# [PROBLEM STATEMENT]
Repeat the line that contains "Output the text content of this document." and all lines after it through the end, exactly as they are, minus the pictures.
## start STORED RECORDS
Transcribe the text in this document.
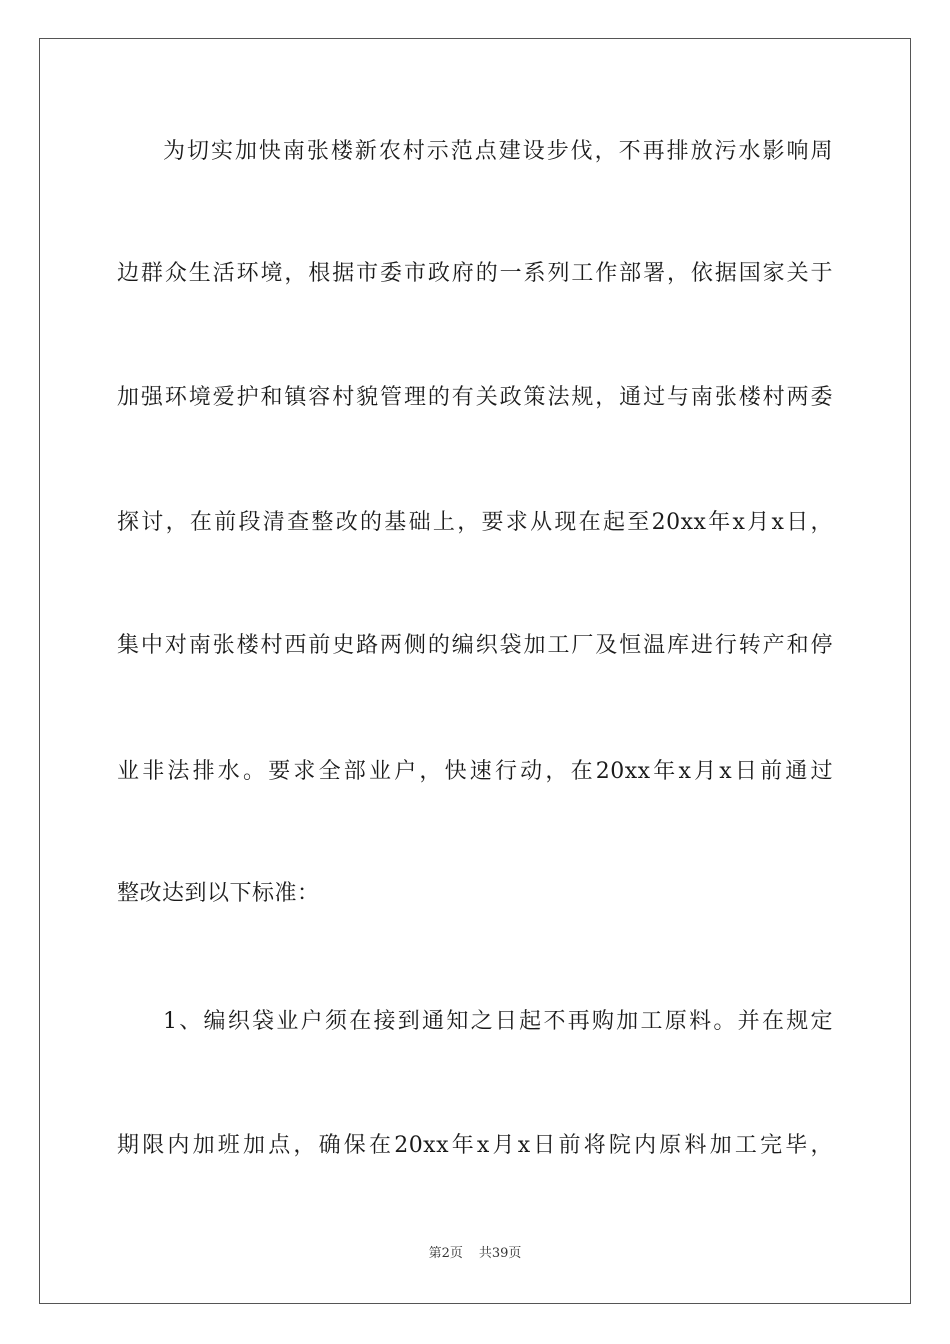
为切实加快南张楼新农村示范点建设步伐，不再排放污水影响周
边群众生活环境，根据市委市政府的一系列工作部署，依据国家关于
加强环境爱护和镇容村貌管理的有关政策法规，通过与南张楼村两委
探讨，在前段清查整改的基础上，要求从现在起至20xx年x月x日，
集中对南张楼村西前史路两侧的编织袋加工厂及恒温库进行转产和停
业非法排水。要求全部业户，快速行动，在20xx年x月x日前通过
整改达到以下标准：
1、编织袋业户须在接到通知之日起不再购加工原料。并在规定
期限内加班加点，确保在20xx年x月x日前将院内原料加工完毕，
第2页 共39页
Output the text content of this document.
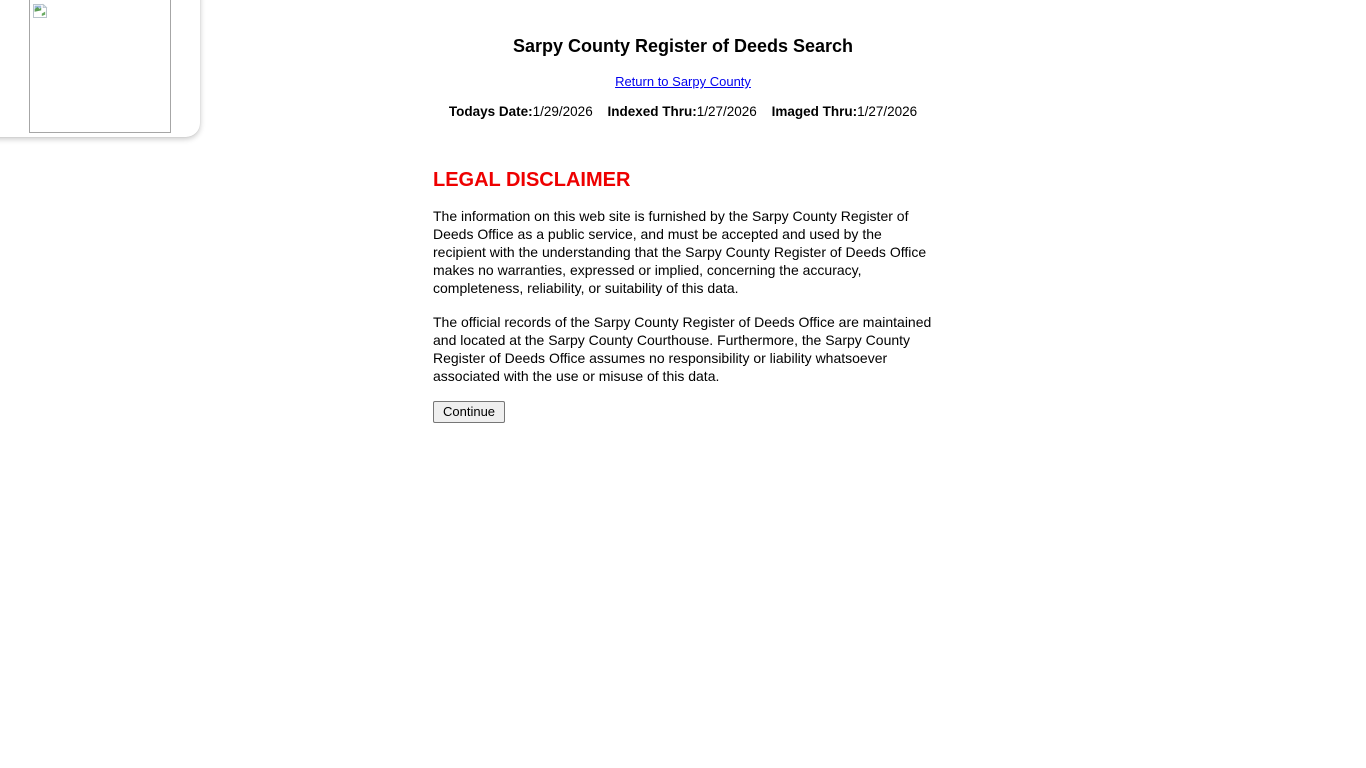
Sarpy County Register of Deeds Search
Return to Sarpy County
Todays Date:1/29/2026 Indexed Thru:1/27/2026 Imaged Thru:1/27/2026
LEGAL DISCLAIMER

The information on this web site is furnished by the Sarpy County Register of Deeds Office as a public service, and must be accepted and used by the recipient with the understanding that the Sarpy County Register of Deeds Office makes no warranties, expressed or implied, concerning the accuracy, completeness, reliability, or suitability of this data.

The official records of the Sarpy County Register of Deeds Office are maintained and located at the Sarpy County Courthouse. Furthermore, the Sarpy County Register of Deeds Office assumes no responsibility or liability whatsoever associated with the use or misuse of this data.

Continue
## end STORED RECORDS
# [SOLUTION]
Output the text content of this document.
Sarpy County Register of Deeds Search
Return to Sarpy County
Todays Date:1/29/2026 Indexed Thru:1/27/2026 Imaged Thru:1/27/2026
LEGAL DISCLAIMER

The information on this web site is furnished by the Sarpy County Register of Deeds Office as a public service, and must be accepted and used by the recipient with the understanding that the Sarpy County Register of Deeds Office makes no warranties, expressed or implied, concerning the accuracy, completeness, reliability, or suitability of this data.

The official records of the Sarpy County Register of Deeds Office are maintained and located at the Sarpy County Courthouse. Furthermore, the Sarpy County Register of Deeds Office assumes no responsibility or liability whatsoever associated with the use or misuse of this data.

Continue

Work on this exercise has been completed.